Excerpted data:

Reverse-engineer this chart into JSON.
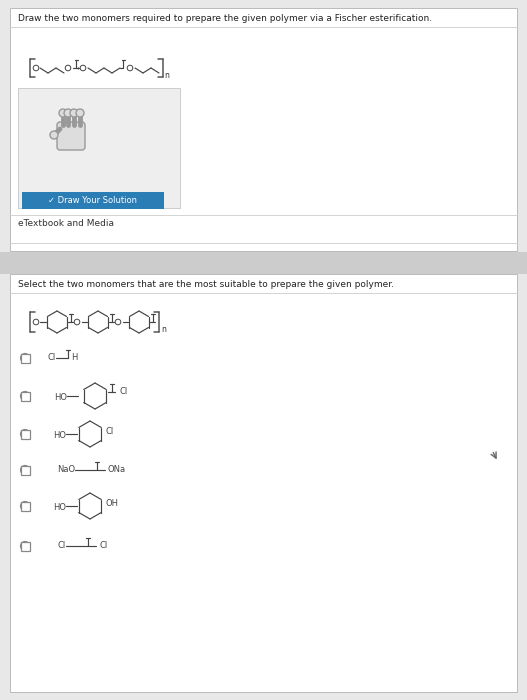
{
  "bg_outer": "#e8e8e8",
  "bg_panel1": "#f5f5f5",
  "bg_white": "#ffffff",
  "bg_draw_box": "#f0f0f0",
  "bg_separator": "#c8c8c8",
  "bg_panel2": "#f5f5f5",
  "title1": "Draw the two monomers required to prepare the given polymer via a Fischer esterification.",
  "title2": "Select the two monomers that are the most suitable to prepare the given polymer.",
  "etextbook": "eTextbook and Media",
  "btn_text": "✓ Draw Your Solution",
  "btn_bg": "#2a7db5",
  "bond_color": "#444444",
  "text_color": "#222222",
  "label_color": "#444444",
  "radio_color": "#888888",
  "line_color": "#bbbbbb",
  "fig_w": 5.27,
  "fig_h": 7.0,
  "dpi": 100
}
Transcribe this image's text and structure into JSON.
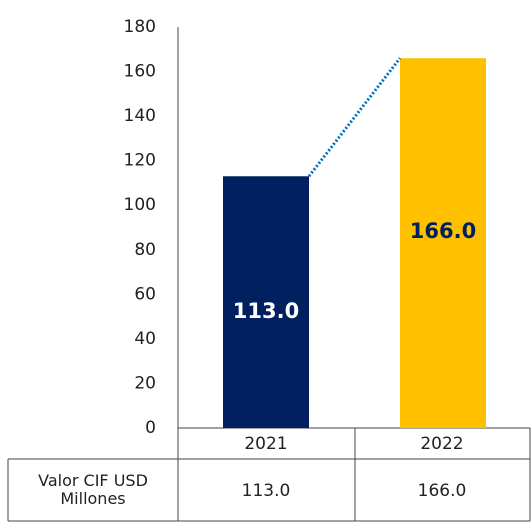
{
  "chart_data": {
    "type": "bar",
    "categories": [
      "2021",
      "2022"
    ],
    "series": [
      {
        "name": "Valor CIF USD Millones",
        "colors": [
          "#002060",
          "#ffc000"
        ],
        "label_colors": [
          "#ffffff",
          "#002060"
        ],
        "values": [
          113,
          166
        ],
        "value_labels": [
          "113.0",
          "166.0"
        ]
      }
    ],
    "connector_color": "#0070c0",
    "ylim": [
      0,
      180
    ],
    "yticks": [
      0,
      20,
      40,
      60,
      80,
      100,
      120,
      140,
      160,
      180
    ],
    "grid": false
  }
}
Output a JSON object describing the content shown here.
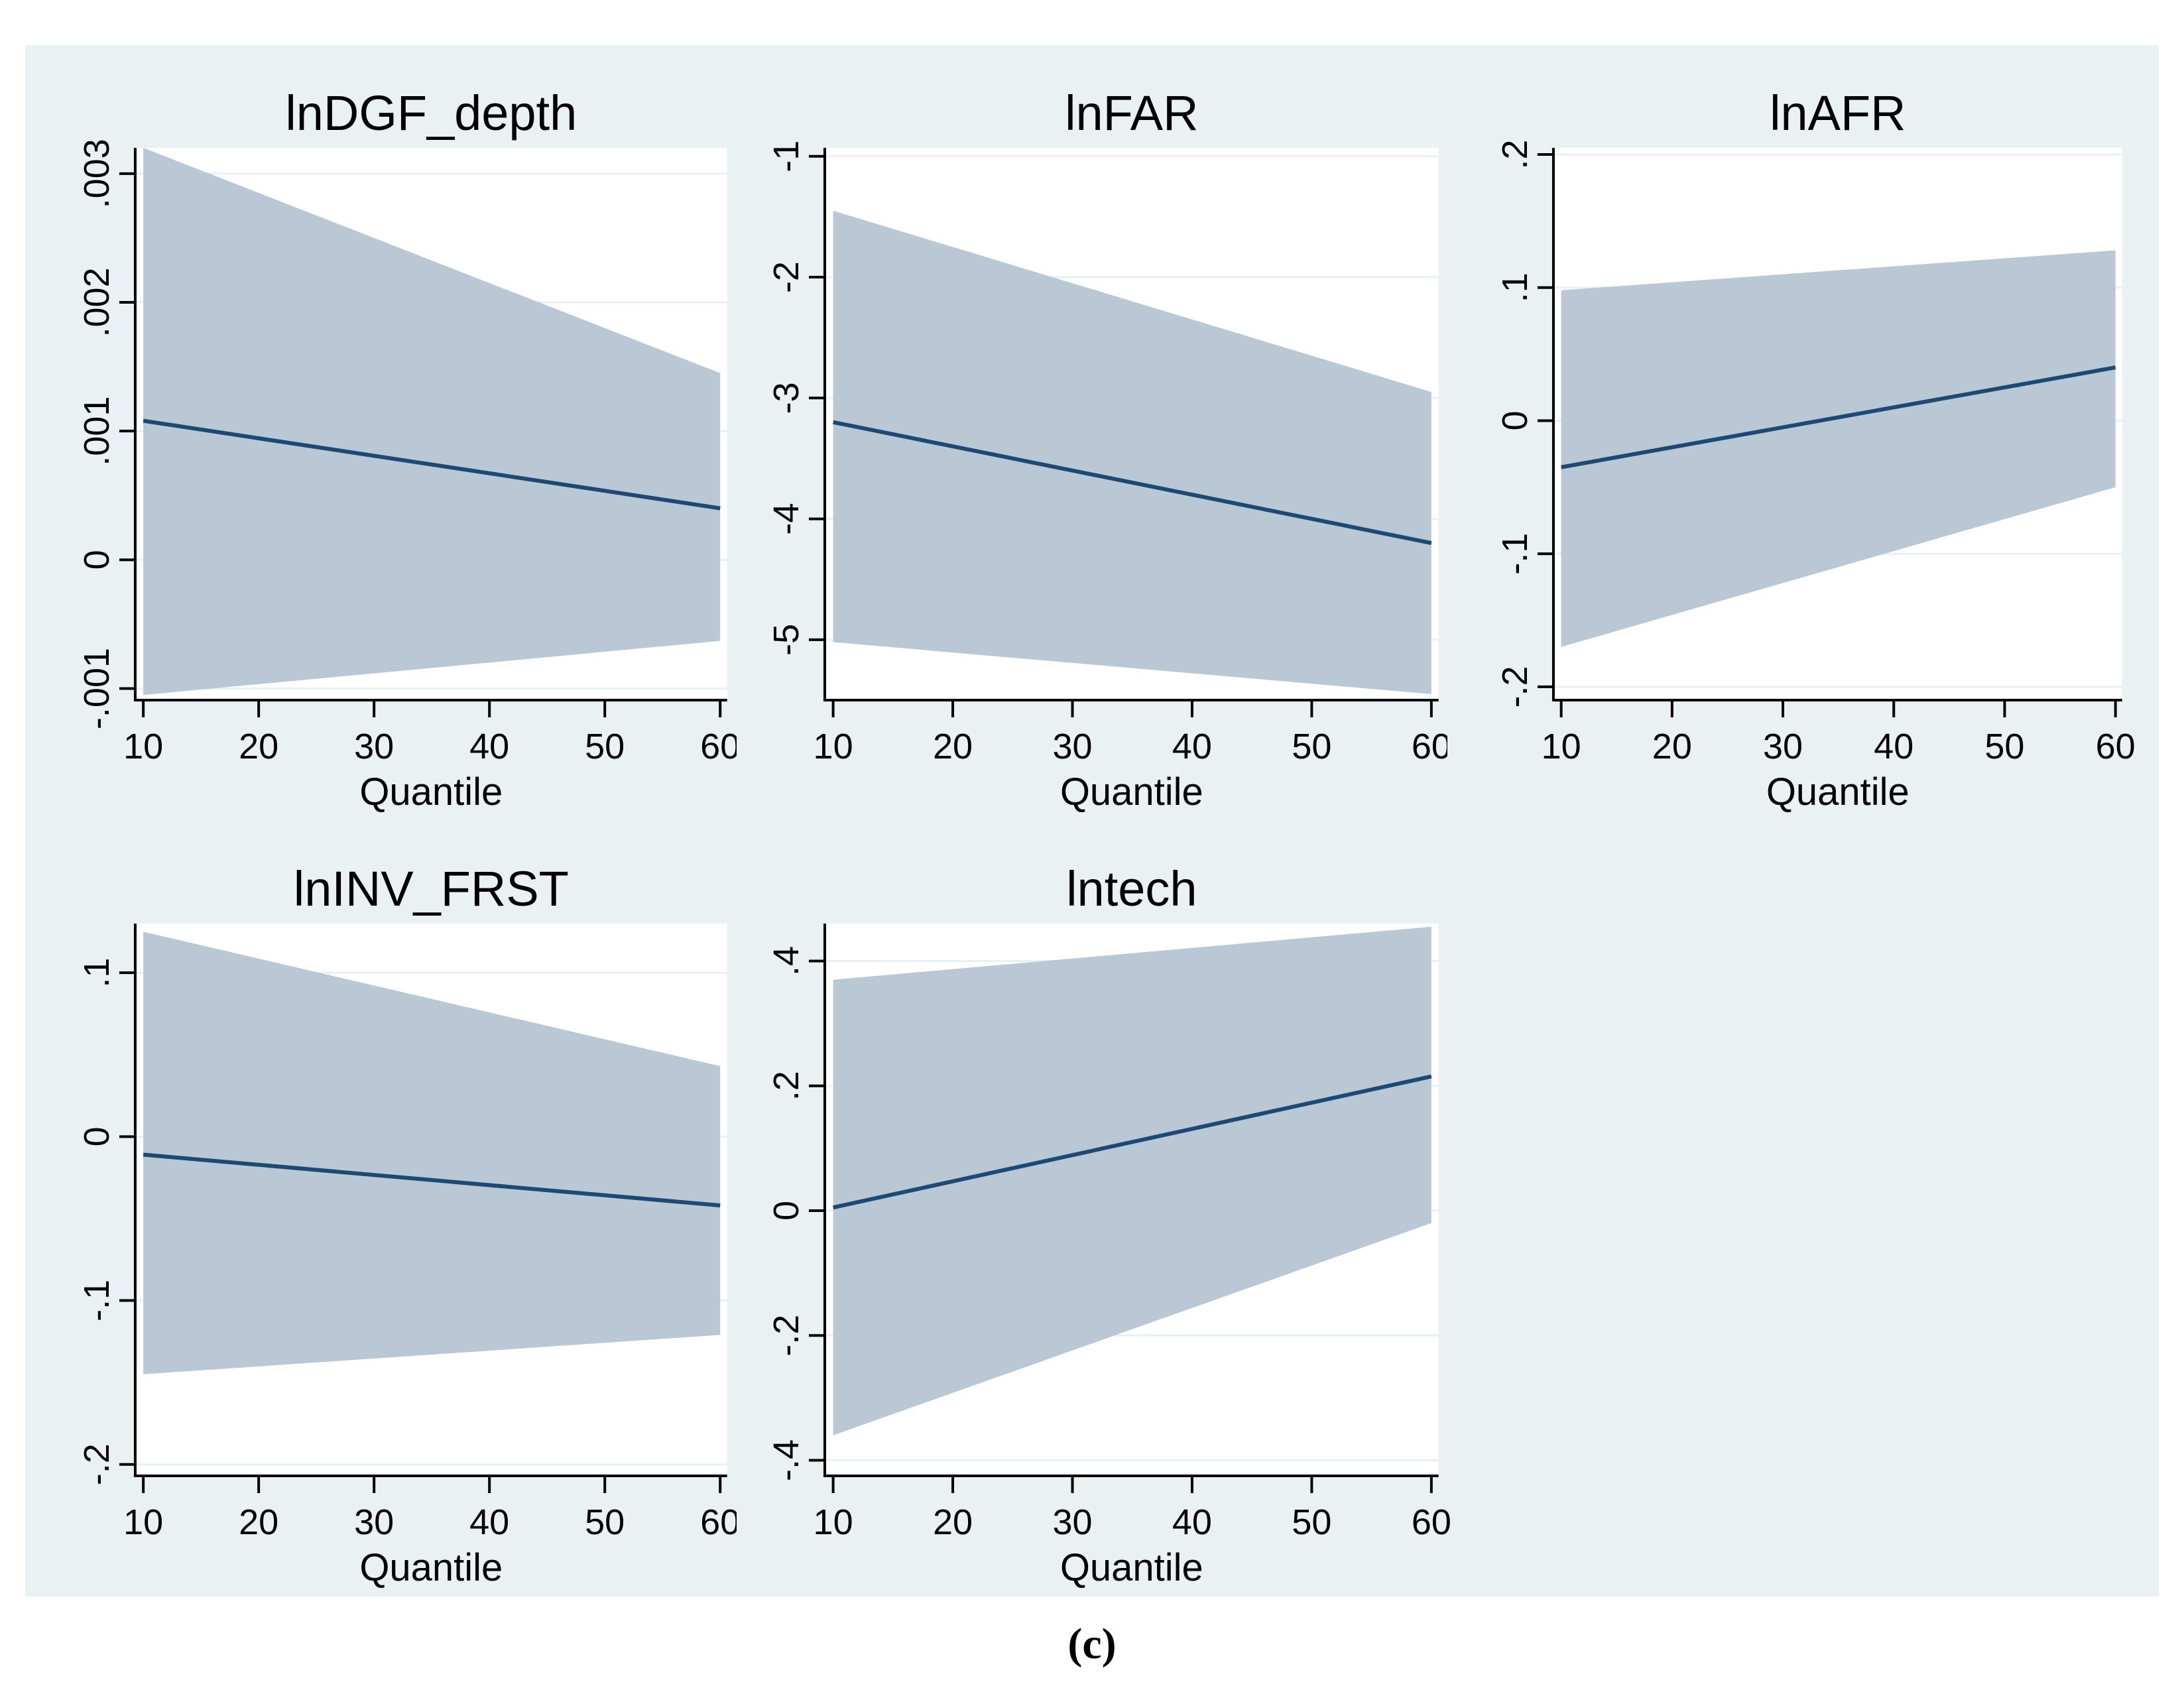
{
  "figure": {
    "caption": "(c)"
  },
  "colors": {
    "page_bg": "#ffffff",
    "panel_bg": "#eaf1f3",
    "plot_bg": "#ffffff",
    "ci_band": "#b9c8d4",
    "fit_line": "#1d4a74",
    "title_text": "#253a5e",
    "gridline": "#e7f1f4",
    "axis": "#000000"
  },
  "chart_data": [
    {
      "type": "area",
      "title": "lnDGF_depth",
      "xlabel": "Quantile",
      "x": [
        10,
        60
      ],
      "series": [
        {
          "name": "coefficient",
          "values": [
            0.00108,
            0.0004
          ]
        },
        {
          "name": "ci_upper",
          "values": [
            0.0032,
            0.00145
          ]
        },
        {
          "name": "ci_lower",
          "values": [
            -0.00105,
            -0.00063
          ]
        }
      ],
      "xlim": [
        9.3,
        60.6
      ],
      "ylim": [
        -0.00109,
        0.0032
      ],
      "xticks": [
        10,
        20,
        30,
        40,
        50,
        60
      ],
      "yticks": [
        -0.001,
        0,
        0.001,
        0.002,
        0.003
      ],
      "ytick_labels": [
        "-.001",
        "0",
        ".001",
        ".002",
        ".003"
      ],
      "grid": true,
      "legend": "none"
    },
    {
      "type": "area",
      "title": "lnFAR",
      "xlabel": "Quantile",
      "x": [
        10,
        60
      ],
      "series": [
        {
          "name": "coefficient",
          "values": [
            -3.2,
            -4.2
          ]
        },
        {
          "name": "ci_upper",
          "values": [
            -1.45,
            -2.95
          ]
        },
        {
          "name": "ci_lower",
          "values": [
            -5.02,
            -5.45
          ]
        }
      ],
      "xlim": [
        9.3,
        60.6
      ],
      "ylim": [
        -5.5,
        -0.93
      ],
      "xticks": [
        10,
        20,
        30,
        40,
        50,
        60
      ],
      "yticks": [
        -5,
        -4,
        -3,
        -2,
        -1
      ],
      "ytick_labels": [
        "-5",
        "-4",
        "-3",
        "-2",
        "-1"
      ],
      "grid": true,
      "legend": "none"
    },
    {
      "type": "area",
      "title": "lnAFR",
      "xlabel": "Quantile",
      "x": [
        10,
        60
      ],
      "series": [
        {
          "name": "coefficient",
          "values": [
            -0.035,
            0.04
          ]
        },
        {
          "name": "ci_upper",
          "values": [
            0.098,
            0.128
          ]
        },
        {
          "name": "ci_lower",
          "values": [
            -0.17,
            -0.05
          ]
        }
      ],
      "xlim": [
        9.3,
        60.6
      ],
      "ylim": [
        -0.21,
        0.205
      ],
      "xticks": [
        10,
        20,
        30,
        40,
        50,
        60
      ],
      "yticks": [
        -0.2,
        -0.1,
        0,
        0.1,
        0.2
      ],
      "ytick_labels": [
        "-.2",
        "-.1",
        "0",
        ".1",
        ".2"
      ],
      "grid": true,
      "legend": "none"
    },
    {
      "type": "area",
      "title": "lnINV_FRST",
      "xlabel": "Quantile",
      "x": [
        10,
        60
      ],
      "series": [
        {
          "name": "coefficient",
          "values": [
            -0.011,
            -0.042
          ]
        },
        {
          "name": "ci_upper",
          "values": [
            0.125,
            0.043
          ]
        },
        {
          "name": "ci_lower",
          "values": [
            -0.145,
            -0.121
          ]
        }
      ],
      "xlim": [
        9.3,
        60.6
      ],
      "ylim": [
        -0.207,
        0.13
      ],
      "xticks": [
        10,
        20,
        30,
        40,
        50,
        60
      ],
      "yticks": [
        -0.2,
        -0.1,
        0,
        0.1
      ],
      "ytick_labels": [
        "-.2",
        "-.1",
        "0",
        ".1"
      ],
      "grid": true,
      "legend": "none"
    },
    {
      "type": "area",
      "title": "lntech",
      "xlabel": "Quantile",
      "x": [
        10,
        60
      ],
      "series": [
        {
          "name": "coefficient",
          "values": [
            0.005,
            0.215
          ]
        },
        {
          "name": "ci_upper",
          "values": [
            0.37,
            0.455
          ]
        },
        {
          "name": "ci_lower",
          "values": [
            -0.36,
            -0.02
          ]
        }
      ],
      "xlim": [
        9.3,
        60.6
      ],
      "ylim": [
        -0.425,
        0.46
      ],
      "xticks": [
        10,
        20,
        30,
        40,
        50,
        60
      ],
      "yticks": [
        -0.4,
        -0.2,
        0,
        0.2,
        0.4
      ],
      "ytick_labels": [
        "-.4",
        "-.2",
        "0",
        ".2",
        ".4"
      ],
      "grid": true,
      "legend": "none"
    }
  ]
}
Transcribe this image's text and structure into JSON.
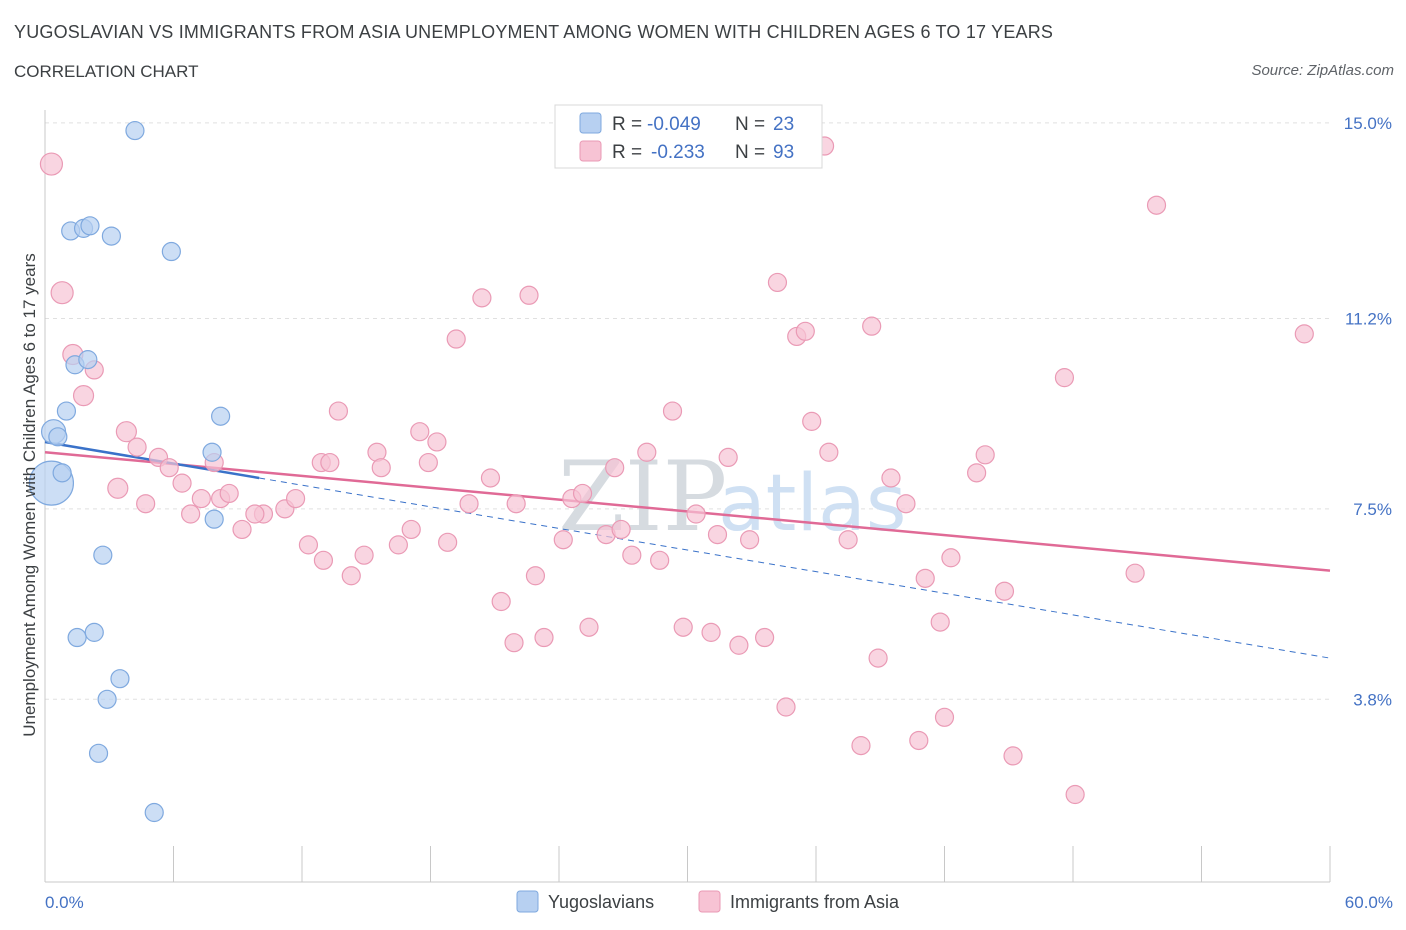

Task description:
Transcribe the records above exactly, leaving out every picture.

Response to this task:
Reverse-engineer this chart into JSON.
{
  "bg_outer": "#e8e8e8",
  "bg_panel1": "#f5f5f5",
  "bg_white": "#ffffff",
  "bg_draw_box": "#f0f0f0",
  "bg_separator": "#c8c8c8",
  "bg_panel2": "#f5f5f5",
  "title1": "Draw the two monomers required to prepare the given polymer via a Fischer esterification.",
  "title2": "Select the two monomers that are the most suitable to prepare the given polymer.",
  "etextbook": "eTextbook and Media",
  "btn_text": "✓ Draw Your Solution",
  "btn_bg": "#2a7db5",
  "bond_color": "#444444",
  "text_color": "#222222",
  "label_color": "#444444",
  "radio_color": "#888888",
  "line_color": "#bbbbbb",
  "fig_w": 5.27,
  "fig_h": 7.0,
  "dpi": 100
}
Transcribe this image's text and structure into JSON.
{
  "chart_data": {
    "type": "bar",
    "categories": [
      "2021",
      "2022"
    ],
    "series": [
      {
        "name": "Valor CIF USD Millones",
        "colors": [
          "#002060",
          "#ffc000"
        ],
        "label_colors": [
          "#ffffff",
          "#002060"
        ],
        "values": [
          113,
          166
        ],
        "value_labels": [
          "113.0",
          "166.0"
        ]
      }
    ],
    "connector_color": "#0070c0",
    "ylim": [
      0,
      180
    ],
    "yticks": [
      0,
      20,
      40,
      60,
      80,
      100,
      120,
      140,
      160,
      180
    ],
    "grid": false
  }
}
Output a JSON object describing the content shown here.
{
  "figure": {
    "caption": "(c)"
  },
  "colors": {
    "page_bg": "#ffffff",
    "panel_bg": "#eaf1f3",
    "plot_bg": "#ffffff",
    "ci_band": "#b9c8d4",
    "fit_line": "#1d4a74",
    "title_text": "#253a5e",
    "gridline": "#e7f1f4",
    "axis": "#000000"
  },
  "chart_data": [
    {
      "type": "area",
      "title": "lnDGF_depth",
      "xlabel": "Quantile",
      "x": [
        10,
        60
      ],
      "series": [
        {
          "name": "coefficient",
          "values": [
            0.00108,
            0.0004
          ]
        },
        {
          "name": "ci_upper",
          "values": [
            0.0032,
            0.00145
          ]
        },
        {
          "name": "ci_lower",
          "values": [
            -0.00105,
            -0.00063
          ]
        }
      ],
      "xlim": [
        9.3,
        60.6
      ],
      "ylim": [
        -0.00109,
        0.0032
      ],
      "xticks": [
        10,
        20,
        30,
        40,
        50,
        60
      ],
      "yticks": [
        -0.001,
        0,
        0.001,
        0.002,
        0.003
      ],
      "ytick_labels": [
        "-.001",
        "0",
        ".001",
        ".002",
        ".003"
      ],
      "grid": true,
      "legend": "none"
    },
    {
      "type": "area",
      "title": "lnFAR",
      "xlabel": "Quantile",
      "x": [
        10,
        60
      ],
      "series": [
        {
          "name": "coefficient",
          "values": [
            -3.2,
            -4.2
          ]
        },
        {
          "name": "ci_upper",
          "values": [
            -1.45,
            -2.95
          ]
        },
        {
          "name": "ci_lower",
          "values": [
            -5.02,
            -5.45
          ]
        }
      ],
      "xlim": [
        9.3,
        60.6
      ],
      "ylim": [
        -5.5,
        -0.93
      ],
      "xticks": [
        10,
        20,
        30,
        40,
        50,
        60
      ],
      "yticks": [
        -5,
        -4,
        -3,
        -2,
        -1
      ],
      "ytick_labels": [
        "-5",
        "-4",
        "-3",
        "-2",
        "-1"
      ],
      "grid": true,
      "legend": "none"
    },
    {
      "type": "area",
      "title": "lnAFR",
      "xlabel": "Quantile",
      "x": [
        10,
        60
      ],
      "series": [
        {
          "name": "coefficient",
          "values": [
            -0.035,
            0.04
          ]
        },
        {
          "name": "ci_upper",
          "values": [
            0.098,
            0.128
          ]
        },
        {
          "name": "ci_lower",
          "values": [
            -0.17,
            -0.05
          ]
        }
      ],
      "xlim": [
        9.3,
        60.6
      ],
      "ylim": [
        -0.21,
        0.205
      ],
      "xticks": [
        10,
        20,
        30,
        40,
        50,
        60
      ],
      "yticks": [
        -0.2,
        -0.1,
        0,
        0.1,
        0.2
      ],
      "ytick_labels": [
        "-.2",
        "-.1",
        "0",
        ".1",
        ".2"
      ],
      "grid": true,
      "legend": "none"
    },
    {
      "type": "area",
      "title": "lnINV_FRST",
      "xlabel": "Quantile",
      "x": [
        10,
        60
      ],
      "series": [
        {
          "name": "coefficient",
          "values": [
            -0.011,
            -0.042
          ]
        },
        {
          "name": "ci_upper",
          "values": [
            0.125,
            0.043
          ]
        },
        {
          "name": "ci_lower",
          "values": [
            -0.145,
            -0.121
          ]
        }
      ],
      "xlim": [
        9.3,
        60.6
      ],
      "ylim": [
        -0.207,
        0.13
      ],
      "xticks": [
        10,
        20,
        30,
        40,
        50,
        60
      ],
      "yticks": [
        -0.2,
        -0.1,
        0,
        0.1
      ],
      "ytick_labels": [
        "-.2",
        "-.1",
        "0",
        ".1"
      ],
      "grid": true,
      "legend": "none"
    },
    {
      "type": "area",
      "title": "lntech",
      "xlabel": "Quantile",
      "x": [
        10,
        60
      ],
      "series": [
        {
          "name": "coefficient",
          "values": [
            0.005,
            0.215
          ]
        },
        {
          "name": "ci_upper",
          "values": [
            0.37,
            0.455
          ]
        },
        {
          "name": "ci_lower",
          "values": [
            -0.36,
            -0.02
          ]
        }
      ],
      "xlim": [
        9.3,
        60.6
      ],
      "ylim": [
        -0.425,
        0.46
      ],
      "xticks": [
        10,
        20,
        30,
        40,
        50,
        60
      ],
      "yticks": [
        -0.4,
        -0.2,
        0,
        0.2,
        0.4
      ],
      "ytick_labels": [
        "-.4",
        "-.2",
        "0",
        ".2",
        ".4"
      ],
      "grid": true,
      "legend": "none"
    }
  ]
}
Transcribe this image's text and structure into JSON.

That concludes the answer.